start

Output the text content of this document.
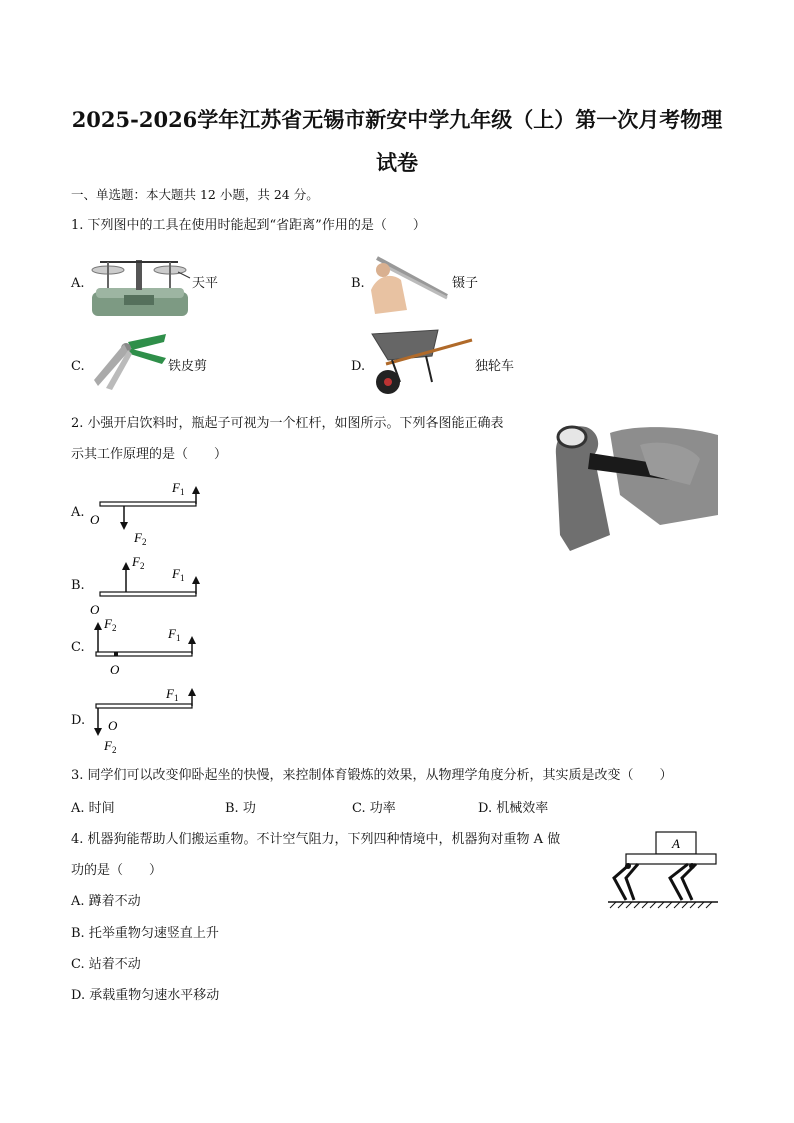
2025-2026学年江苏省无锡市新安中学九年级（上）第一次月考物理
试卷
一、单选题：本大题共 12 小题，共 24 分。
1. 下列图中的工具在使用时能起到“省距离”作用的是（　　）
A.	天平	B.	镊子
C.	铁皮剪	D.	独轮车
2. 小强开启饮料时，瓶起子可视为一个杠杆，如图所示。下列各图能正确表
示其工作原理的是（　　）
A.
$F_1$
O
$F_2$
B.
$F_2$ $F_1$
O
C.
$F_2$	$F_1$
O
D.
$F_1$
O
$F_2$
3. 同学们可以改变仰卧起坐的快慢，来控制体育锻炼的效果，从物理学角度分析，其实质是改变（　　）
A. 时间	B. 功	C. 功率	D. 机械效率
4. 机器狗能帮助人们搬运重物。不计空气阻力，下列四种情境中，机器狗对重物 A 做
功的是（　　）
A
A. 蹲着不动
B. 托举重物匀速竖直上升
C. 站着不动
D. 承载重物匀速水平移动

end

* _Requirement_
With the pictures omitted, reproduce the records in full and exactly.

* _Expected answer_
Output the text content of this document.
2025-2026学年江苏省无锡市新安中学九年级（上）第一次月考物理
试卷
一、单选题：本大题共 12 小题，共 24 分。
1. 下列图中的工具在使用时能起到“省距离”作用的是（　　）
A.	天平	B.	镊子
C.	铁皮剪	D.	独轮车
2. 小强开启饮料时，瓶起子可视为一个杠杆，如图所示。下列各图能正确表
示其工作原理的是（　　）
A.
$F_1$
O
$F_2$
B.
$F_2$ $F_1$
O
C.
$F_2$	$F_1$
O
D.
$F_1$
O
$F_2$
3. 同学们可以改变仰卧起坐的快慢，来控制体育锻炼的效果，从物理学角度分析，其实质是改变（　　）
A. 时间	B. 功	C. 功率	D. 机械效率
4. 机器狗能帮助人们搬运重物。不计空气阻力，下列四种情境中，机器狗对重物 A 做
功的是（　　）
A
A. 蹲着不动
B. 托举重物匀速竖直上升
C. 站着不动
D. 承载重物匀速水平移动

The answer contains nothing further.